→ **Problem to solve**:
Copy, character for character, the lines from the one containing "elevation-line: [186, 596, 1461, 722]" up to and including the one containing "legend-start-label: Start: [512, 1048, 563, 1073]".

= = =

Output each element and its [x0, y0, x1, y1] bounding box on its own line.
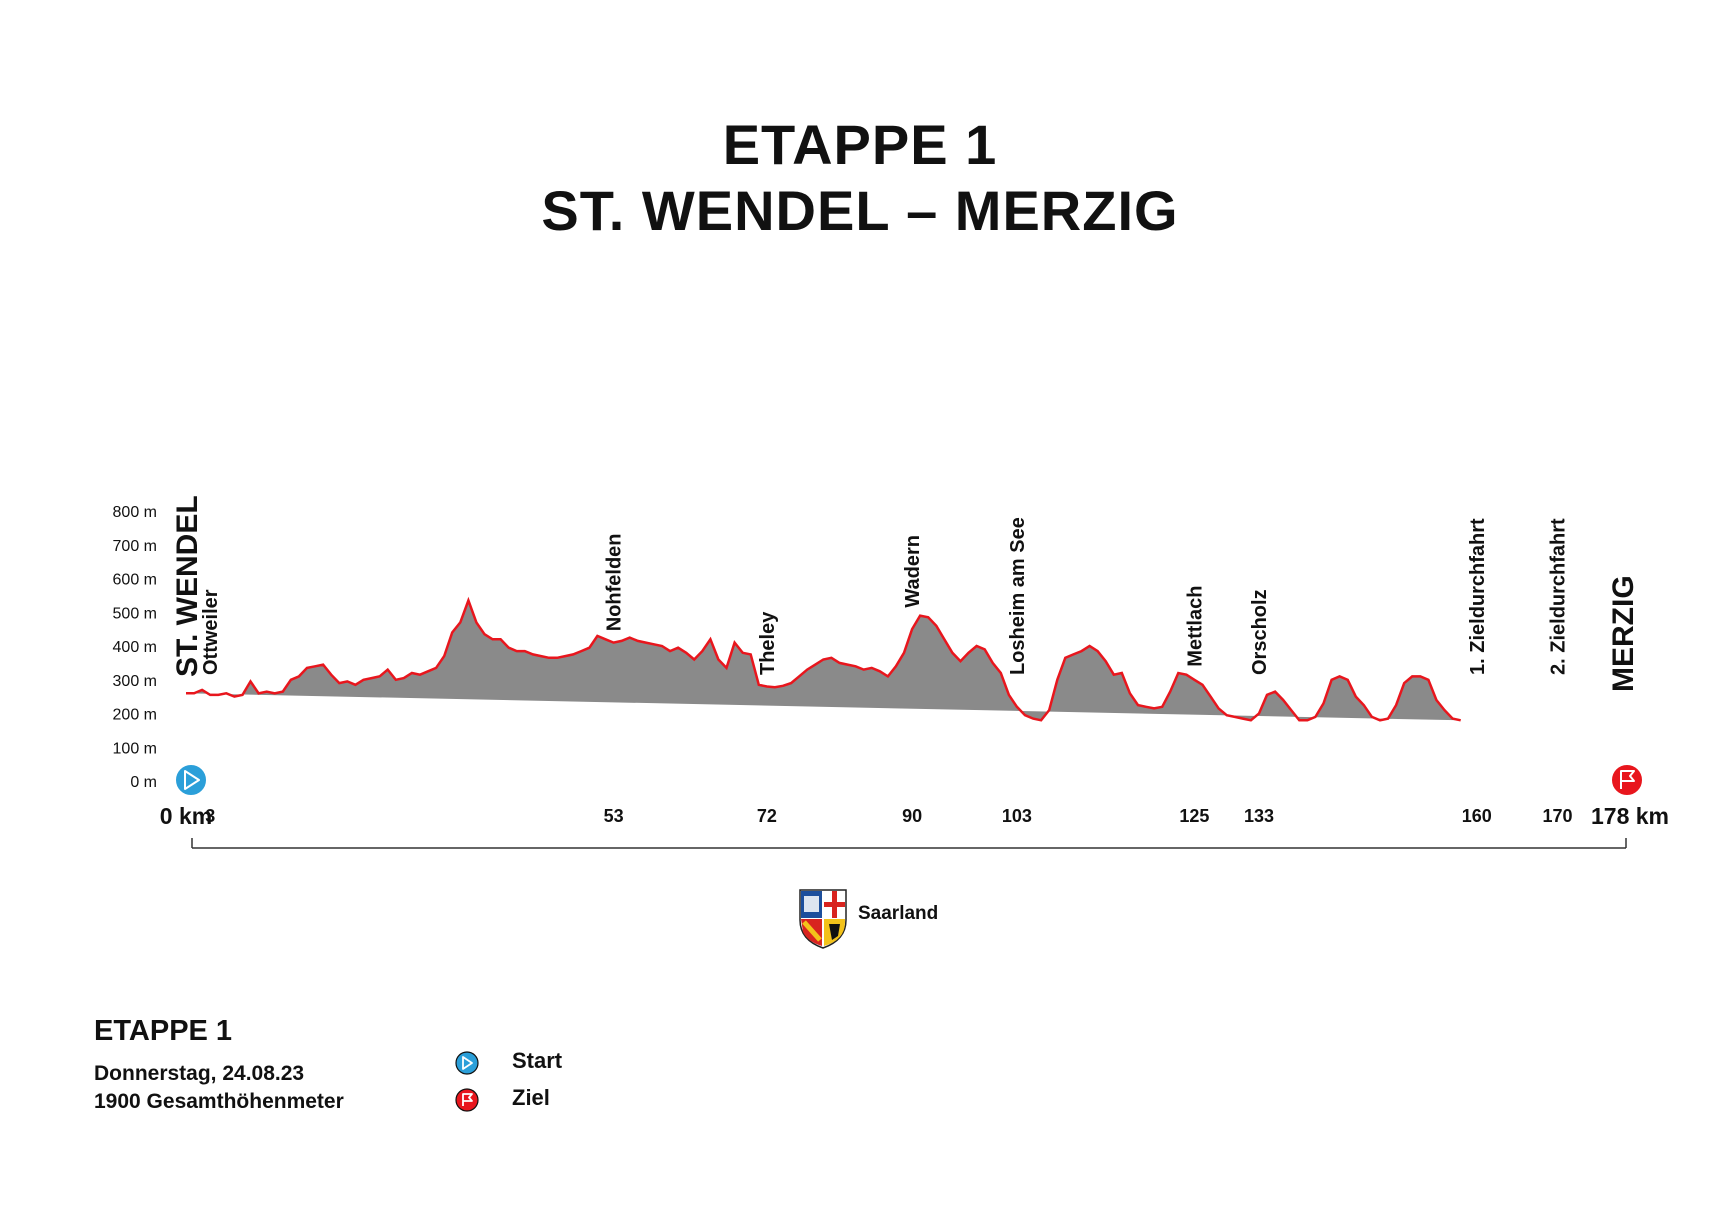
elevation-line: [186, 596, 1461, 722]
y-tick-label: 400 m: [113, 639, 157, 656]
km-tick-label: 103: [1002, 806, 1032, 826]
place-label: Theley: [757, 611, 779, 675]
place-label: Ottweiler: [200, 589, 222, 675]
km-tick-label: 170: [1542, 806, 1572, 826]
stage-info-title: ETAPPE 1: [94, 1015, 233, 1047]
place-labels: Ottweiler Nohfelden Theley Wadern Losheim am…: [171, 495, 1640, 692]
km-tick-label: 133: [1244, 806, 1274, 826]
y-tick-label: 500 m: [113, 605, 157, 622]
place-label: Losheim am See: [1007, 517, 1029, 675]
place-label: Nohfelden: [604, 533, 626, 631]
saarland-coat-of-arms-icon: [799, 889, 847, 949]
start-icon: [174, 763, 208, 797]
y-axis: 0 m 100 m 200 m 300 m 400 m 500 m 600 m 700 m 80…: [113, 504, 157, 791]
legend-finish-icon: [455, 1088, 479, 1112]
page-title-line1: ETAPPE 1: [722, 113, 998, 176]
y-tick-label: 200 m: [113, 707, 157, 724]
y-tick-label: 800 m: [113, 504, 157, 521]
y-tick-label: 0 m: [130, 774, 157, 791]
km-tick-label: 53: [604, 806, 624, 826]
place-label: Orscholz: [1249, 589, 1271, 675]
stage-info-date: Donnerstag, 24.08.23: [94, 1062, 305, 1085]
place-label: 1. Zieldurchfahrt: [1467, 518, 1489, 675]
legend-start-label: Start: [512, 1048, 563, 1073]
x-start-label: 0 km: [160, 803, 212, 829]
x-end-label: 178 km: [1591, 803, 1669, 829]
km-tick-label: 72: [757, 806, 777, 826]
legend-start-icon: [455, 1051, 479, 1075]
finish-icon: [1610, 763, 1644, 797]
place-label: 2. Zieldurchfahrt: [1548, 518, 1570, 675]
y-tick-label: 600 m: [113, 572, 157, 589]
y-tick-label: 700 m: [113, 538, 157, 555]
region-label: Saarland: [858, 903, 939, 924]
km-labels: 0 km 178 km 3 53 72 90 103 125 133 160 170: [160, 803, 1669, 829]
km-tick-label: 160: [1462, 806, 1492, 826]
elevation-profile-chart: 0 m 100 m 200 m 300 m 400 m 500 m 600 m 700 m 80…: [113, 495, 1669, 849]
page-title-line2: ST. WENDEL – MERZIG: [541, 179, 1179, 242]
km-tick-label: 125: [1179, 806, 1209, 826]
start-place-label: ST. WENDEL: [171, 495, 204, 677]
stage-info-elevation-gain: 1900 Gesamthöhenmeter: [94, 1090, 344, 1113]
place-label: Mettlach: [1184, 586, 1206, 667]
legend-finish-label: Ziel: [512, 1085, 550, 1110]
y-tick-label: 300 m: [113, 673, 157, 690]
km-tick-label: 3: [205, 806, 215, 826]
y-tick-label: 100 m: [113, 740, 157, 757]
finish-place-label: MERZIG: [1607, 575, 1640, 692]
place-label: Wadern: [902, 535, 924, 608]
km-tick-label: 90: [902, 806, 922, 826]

= = =

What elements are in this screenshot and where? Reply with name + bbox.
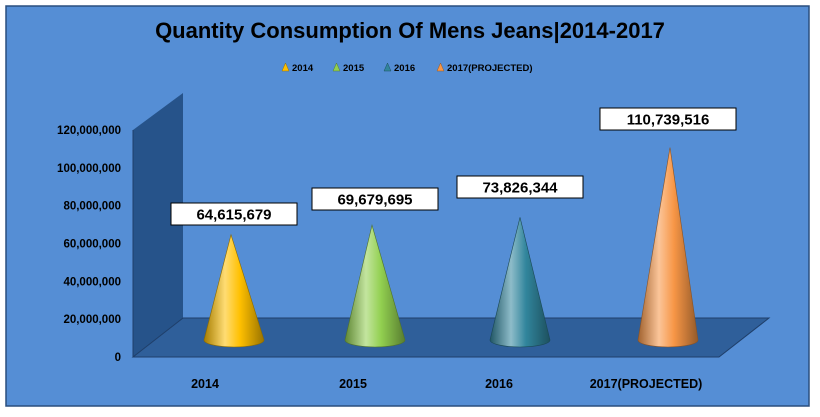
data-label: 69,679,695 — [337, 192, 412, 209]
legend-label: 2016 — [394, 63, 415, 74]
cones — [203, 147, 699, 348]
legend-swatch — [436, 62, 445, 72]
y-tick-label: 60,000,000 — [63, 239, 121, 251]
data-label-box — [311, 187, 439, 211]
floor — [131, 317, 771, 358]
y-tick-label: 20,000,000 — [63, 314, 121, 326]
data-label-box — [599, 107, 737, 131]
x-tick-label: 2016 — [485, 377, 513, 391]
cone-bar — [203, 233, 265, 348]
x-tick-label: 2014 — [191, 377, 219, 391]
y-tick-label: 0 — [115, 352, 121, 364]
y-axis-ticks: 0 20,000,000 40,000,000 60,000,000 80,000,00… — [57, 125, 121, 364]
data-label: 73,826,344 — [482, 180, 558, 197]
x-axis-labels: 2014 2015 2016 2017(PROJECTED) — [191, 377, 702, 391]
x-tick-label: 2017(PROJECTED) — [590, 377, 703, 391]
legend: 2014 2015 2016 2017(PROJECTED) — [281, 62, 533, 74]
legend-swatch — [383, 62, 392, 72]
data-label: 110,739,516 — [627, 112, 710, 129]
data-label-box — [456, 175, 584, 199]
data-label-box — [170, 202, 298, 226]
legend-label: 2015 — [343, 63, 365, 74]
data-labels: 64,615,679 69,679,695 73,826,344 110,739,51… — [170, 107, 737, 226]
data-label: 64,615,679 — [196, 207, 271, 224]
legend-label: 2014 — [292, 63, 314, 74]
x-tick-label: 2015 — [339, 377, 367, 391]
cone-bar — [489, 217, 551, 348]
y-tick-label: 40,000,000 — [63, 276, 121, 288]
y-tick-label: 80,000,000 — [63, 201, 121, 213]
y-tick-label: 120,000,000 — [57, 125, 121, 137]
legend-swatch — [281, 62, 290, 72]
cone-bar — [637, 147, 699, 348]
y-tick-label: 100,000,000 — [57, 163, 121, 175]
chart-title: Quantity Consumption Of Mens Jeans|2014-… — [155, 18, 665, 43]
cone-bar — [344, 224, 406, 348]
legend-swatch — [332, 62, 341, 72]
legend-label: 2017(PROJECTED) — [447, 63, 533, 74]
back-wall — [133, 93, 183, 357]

= = =

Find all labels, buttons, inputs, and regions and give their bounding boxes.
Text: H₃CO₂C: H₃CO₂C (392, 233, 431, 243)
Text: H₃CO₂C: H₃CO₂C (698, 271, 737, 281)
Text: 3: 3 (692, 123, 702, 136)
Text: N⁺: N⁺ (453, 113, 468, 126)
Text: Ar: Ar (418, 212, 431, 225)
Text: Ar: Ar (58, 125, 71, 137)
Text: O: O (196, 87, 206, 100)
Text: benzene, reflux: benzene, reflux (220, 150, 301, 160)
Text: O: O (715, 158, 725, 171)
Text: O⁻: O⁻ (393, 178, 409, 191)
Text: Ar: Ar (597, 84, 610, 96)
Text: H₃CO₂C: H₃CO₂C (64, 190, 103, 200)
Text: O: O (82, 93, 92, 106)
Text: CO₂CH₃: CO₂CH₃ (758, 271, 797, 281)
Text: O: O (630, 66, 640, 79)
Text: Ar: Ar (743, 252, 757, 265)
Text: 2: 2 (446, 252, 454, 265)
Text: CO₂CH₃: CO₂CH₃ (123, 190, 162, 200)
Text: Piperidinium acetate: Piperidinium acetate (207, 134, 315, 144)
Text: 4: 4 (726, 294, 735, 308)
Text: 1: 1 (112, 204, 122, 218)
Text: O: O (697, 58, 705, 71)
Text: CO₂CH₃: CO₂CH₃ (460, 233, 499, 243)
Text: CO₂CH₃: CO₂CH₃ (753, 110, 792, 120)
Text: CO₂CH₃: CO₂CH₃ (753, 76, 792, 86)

= = =

→ **Worked solution**:
elevation-line: [186, 596, 1461, 722]
y-tick-label: 400 m: [113, 639, 157, 656]
km-tick-label: 103: [1002, 806, 1032, 826]
place-label: Theley: [757, 611, 779, 675]
place-label: Ottweiler: [200, 589, 222, 675]
km-tick-label: 170: [1542, 806, 1572, 826]
stage-info-title: ETAPPE 1: [94, 1015, 233, 1047]
place-labels: Ottweiler Nohfelden Theley Wadern Losheim am…: [171, 495, 1640, 692]
km-tick-label: 133: [1244, 806, 1274, 826]
y-tick-label: 500 m: [113, 605, 157, 622]
place-label: Losheim am See: [1007, 517, 1029, 675]
place-label: Nohfelden: [604, 533, 626, 631]
saarland-coat-of-arms-icon: [799, 889, 847, 949]
start-icon: [174, 763, 208, 797]
y-axis: 0 m 100 m 200 m 300 m 400 m 500 m 600 m 700 m 80…: [113, 504, 157, 791]
legend-finish-icon: [455, 1088, 479, 1112]
page-title-line1: ETAPPE 1: [722, 113, 998, 176]
y-tick-label: 200 m: [113, 707, 157, 724]
y-tick-label: 800 m: [113, 504, 157, 521]
y-tick-label: 0 m: [130, 774, 157, 791]
km-tick-label: 53: [604, 806, 624, 826]
place-label: Orscholz: [1249, 589, 1271, 675]
stage-info-date: Donnerstag, 24.08.23: [94, 1062, 305, 1085]
place-label: 1. Zieldurchfahrt: [1467, 518, 1489, 675]
legend-start-label: Start: [512, 1048, 563, 1073]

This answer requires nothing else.